(What the task asks) State the number of lines where "ylabel" appears. Add nothing else.
==== Records provided ====
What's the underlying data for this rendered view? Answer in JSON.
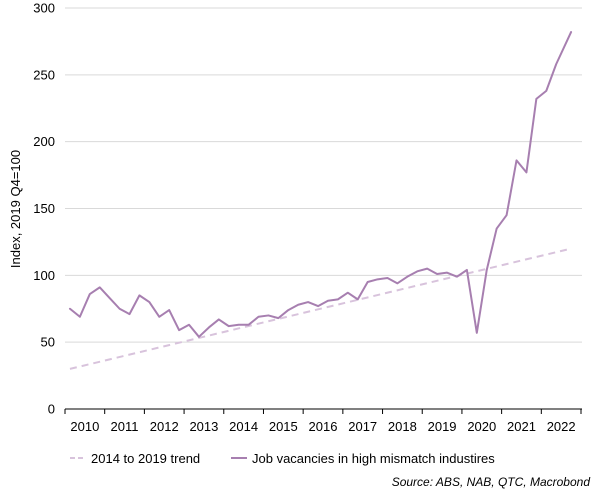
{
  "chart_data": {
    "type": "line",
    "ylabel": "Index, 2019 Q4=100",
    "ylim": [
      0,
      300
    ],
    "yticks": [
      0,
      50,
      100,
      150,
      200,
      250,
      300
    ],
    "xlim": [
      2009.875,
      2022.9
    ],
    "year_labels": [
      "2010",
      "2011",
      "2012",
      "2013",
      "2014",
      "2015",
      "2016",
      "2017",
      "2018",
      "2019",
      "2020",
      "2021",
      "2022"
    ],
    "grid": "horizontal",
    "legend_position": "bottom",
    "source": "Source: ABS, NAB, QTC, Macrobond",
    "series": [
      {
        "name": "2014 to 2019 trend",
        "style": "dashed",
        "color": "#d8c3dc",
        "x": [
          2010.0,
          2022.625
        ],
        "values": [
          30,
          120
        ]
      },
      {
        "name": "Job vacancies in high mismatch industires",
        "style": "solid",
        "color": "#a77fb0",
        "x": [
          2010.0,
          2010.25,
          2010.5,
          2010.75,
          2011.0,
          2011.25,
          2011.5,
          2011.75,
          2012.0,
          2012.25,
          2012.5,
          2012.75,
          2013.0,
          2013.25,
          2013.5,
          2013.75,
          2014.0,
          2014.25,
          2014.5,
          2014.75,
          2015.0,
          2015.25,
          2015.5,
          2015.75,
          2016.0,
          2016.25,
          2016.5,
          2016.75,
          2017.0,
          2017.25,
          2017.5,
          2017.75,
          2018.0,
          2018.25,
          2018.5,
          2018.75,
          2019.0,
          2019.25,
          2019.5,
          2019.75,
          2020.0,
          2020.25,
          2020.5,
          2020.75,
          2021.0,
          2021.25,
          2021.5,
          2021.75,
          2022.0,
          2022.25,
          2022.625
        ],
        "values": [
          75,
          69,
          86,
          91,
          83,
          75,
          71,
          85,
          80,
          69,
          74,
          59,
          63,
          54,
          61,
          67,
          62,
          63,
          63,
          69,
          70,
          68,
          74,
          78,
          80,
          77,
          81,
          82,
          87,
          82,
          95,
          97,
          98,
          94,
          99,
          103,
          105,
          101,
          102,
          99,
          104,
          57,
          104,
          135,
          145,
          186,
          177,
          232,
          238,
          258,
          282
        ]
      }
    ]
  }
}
====
==== Records provided ====
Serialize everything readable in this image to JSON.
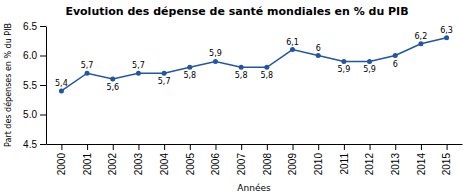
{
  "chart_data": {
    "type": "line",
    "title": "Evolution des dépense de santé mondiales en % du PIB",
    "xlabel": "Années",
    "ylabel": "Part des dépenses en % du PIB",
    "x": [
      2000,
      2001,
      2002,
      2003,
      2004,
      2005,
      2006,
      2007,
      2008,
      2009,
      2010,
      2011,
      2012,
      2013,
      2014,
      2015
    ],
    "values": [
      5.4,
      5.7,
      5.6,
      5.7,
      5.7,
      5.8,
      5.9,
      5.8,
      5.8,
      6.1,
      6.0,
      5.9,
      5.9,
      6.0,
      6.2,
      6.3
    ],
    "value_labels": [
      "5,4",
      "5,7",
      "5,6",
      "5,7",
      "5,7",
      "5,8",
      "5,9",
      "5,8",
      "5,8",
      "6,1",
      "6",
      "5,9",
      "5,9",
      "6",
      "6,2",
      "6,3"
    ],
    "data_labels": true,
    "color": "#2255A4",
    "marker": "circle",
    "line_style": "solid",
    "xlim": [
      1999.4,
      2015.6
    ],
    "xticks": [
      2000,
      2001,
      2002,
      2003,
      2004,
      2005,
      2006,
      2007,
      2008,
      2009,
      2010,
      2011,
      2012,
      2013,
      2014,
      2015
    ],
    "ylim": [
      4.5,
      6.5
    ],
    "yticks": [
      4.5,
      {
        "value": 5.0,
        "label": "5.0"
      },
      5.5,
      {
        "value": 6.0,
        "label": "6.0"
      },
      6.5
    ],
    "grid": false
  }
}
====
(The solution) 2